======== Data for processing
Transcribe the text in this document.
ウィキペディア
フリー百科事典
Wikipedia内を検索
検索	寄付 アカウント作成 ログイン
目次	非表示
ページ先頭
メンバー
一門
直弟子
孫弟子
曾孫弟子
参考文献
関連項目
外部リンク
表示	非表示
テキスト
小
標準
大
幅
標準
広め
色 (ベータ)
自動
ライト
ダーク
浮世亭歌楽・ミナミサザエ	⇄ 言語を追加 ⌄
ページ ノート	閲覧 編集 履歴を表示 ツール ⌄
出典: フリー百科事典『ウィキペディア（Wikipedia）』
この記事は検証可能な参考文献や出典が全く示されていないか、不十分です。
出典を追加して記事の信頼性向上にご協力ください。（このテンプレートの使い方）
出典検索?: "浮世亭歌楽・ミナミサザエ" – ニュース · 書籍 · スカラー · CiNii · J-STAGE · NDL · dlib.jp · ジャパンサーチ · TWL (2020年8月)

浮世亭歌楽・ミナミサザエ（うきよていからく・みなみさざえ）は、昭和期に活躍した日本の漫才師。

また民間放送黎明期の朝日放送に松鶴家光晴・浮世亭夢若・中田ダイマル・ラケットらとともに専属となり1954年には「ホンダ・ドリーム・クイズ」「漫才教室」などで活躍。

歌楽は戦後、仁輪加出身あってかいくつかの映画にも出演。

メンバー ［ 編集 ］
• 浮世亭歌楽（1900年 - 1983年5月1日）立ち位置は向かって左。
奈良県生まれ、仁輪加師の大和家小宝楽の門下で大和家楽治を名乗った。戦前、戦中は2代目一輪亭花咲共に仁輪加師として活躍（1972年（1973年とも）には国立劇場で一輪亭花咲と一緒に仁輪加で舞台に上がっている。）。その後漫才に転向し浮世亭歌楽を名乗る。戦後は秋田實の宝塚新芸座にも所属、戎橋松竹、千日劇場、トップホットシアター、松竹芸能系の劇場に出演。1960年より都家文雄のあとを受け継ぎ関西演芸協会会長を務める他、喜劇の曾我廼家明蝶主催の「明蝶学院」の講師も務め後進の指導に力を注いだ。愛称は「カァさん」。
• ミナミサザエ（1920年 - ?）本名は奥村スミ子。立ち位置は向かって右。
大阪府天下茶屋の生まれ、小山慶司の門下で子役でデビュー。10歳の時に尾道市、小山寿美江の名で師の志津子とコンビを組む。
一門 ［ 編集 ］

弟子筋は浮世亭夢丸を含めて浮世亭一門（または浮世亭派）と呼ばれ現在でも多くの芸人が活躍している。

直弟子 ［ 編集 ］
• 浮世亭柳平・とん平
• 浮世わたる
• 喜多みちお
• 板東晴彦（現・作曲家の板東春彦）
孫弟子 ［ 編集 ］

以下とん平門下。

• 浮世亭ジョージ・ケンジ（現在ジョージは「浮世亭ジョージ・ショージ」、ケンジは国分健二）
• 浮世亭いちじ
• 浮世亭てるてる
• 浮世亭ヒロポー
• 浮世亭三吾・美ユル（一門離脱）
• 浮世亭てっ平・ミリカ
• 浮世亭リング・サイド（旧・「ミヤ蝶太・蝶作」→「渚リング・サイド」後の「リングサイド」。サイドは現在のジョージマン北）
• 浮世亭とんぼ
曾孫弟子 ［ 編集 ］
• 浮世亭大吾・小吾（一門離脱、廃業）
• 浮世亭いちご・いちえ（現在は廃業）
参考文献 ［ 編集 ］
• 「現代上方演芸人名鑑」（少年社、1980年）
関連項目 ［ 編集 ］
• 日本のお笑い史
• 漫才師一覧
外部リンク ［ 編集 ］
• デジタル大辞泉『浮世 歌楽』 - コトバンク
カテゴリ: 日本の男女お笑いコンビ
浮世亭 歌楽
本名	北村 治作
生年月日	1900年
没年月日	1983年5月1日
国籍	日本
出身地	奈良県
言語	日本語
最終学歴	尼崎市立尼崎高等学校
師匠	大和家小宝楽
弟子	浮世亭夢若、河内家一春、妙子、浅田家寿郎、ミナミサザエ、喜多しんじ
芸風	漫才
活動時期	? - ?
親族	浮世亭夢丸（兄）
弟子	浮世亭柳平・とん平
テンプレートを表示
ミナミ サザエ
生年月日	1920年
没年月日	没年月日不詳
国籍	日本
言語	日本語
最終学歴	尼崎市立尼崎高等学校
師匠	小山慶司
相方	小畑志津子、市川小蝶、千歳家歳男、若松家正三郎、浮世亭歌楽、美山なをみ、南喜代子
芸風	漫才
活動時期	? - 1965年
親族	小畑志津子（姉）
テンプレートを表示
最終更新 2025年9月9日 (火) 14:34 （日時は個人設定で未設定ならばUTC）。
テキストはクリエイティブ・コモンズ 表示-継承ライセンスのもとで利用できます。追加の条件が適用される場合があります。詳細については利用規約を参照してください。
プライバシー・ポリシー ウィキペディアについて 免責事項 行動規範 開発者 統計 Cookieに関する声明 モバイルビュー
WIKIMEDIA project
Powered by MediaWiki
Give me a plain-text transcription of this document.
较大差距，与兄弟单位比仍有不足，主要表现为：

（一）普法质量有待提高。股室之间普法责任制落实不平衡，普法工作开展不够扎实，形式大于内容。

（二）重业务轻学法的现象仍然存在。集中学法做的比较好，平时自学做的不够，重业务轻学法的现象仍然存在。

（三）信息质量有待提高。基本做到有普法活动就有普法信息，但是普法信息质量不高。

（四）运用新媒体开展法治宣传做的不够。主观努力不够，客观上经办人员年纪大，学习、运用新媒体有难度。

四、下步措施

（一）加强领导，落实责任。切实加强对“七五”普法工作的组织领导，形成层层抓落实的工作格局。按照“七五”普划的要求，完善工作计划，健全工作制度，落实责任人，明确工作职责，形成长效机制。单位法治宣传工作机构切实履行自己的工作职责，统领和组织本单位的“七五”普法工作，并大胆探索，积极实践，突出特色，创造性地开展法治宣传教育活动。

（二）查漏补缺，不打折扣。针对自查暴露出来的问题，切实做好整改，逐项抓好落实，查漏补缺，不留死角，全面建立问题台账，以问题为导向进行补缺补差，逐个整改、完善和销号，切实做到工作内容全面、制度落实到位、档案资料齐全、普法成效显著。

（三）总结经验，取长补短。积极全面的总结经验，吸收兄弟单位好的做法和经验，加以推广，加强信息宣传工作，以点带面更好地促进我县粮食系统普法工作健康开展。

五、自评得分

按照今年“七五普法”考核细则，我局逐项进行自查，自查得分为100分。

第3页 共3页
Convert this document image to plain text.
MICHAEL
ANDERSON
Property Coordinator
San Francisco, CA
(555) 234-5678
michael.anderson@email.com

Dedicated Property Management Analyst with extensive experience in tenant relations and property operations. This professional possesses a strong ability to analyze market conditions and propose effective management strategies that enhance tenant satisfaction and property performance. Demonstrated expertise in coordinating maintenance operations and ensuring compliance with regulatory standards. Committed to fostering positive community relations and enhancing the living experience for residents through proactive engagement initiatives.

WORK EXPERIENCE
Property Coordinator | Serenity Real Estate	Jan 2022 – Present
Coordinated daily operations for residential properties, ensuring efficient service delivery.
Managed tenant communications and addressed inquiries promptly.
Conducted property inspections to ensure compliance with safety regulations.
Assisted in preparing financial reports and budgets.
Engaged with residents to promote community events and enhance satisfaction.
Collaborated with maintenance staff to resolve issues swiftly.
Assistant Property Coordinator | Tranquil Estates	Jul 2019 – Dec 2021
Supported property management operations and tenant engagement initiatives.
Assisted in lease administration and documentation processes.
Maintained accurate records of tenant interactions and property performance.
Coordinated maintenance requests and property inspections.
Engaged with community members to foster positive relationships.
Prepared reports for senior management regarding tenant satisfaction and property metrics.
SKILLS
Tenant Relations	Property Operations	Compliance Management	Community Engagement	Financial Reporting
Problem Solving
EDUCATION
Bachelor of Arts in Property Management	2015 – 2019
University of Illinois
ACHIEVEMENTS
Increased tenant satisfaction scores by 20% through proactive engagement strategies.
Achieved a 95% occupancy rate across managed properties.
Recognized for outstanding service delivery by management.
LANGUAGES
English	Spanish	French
================
What is the number of lines in the data holding the word "enhance"? Reply with that number only.

2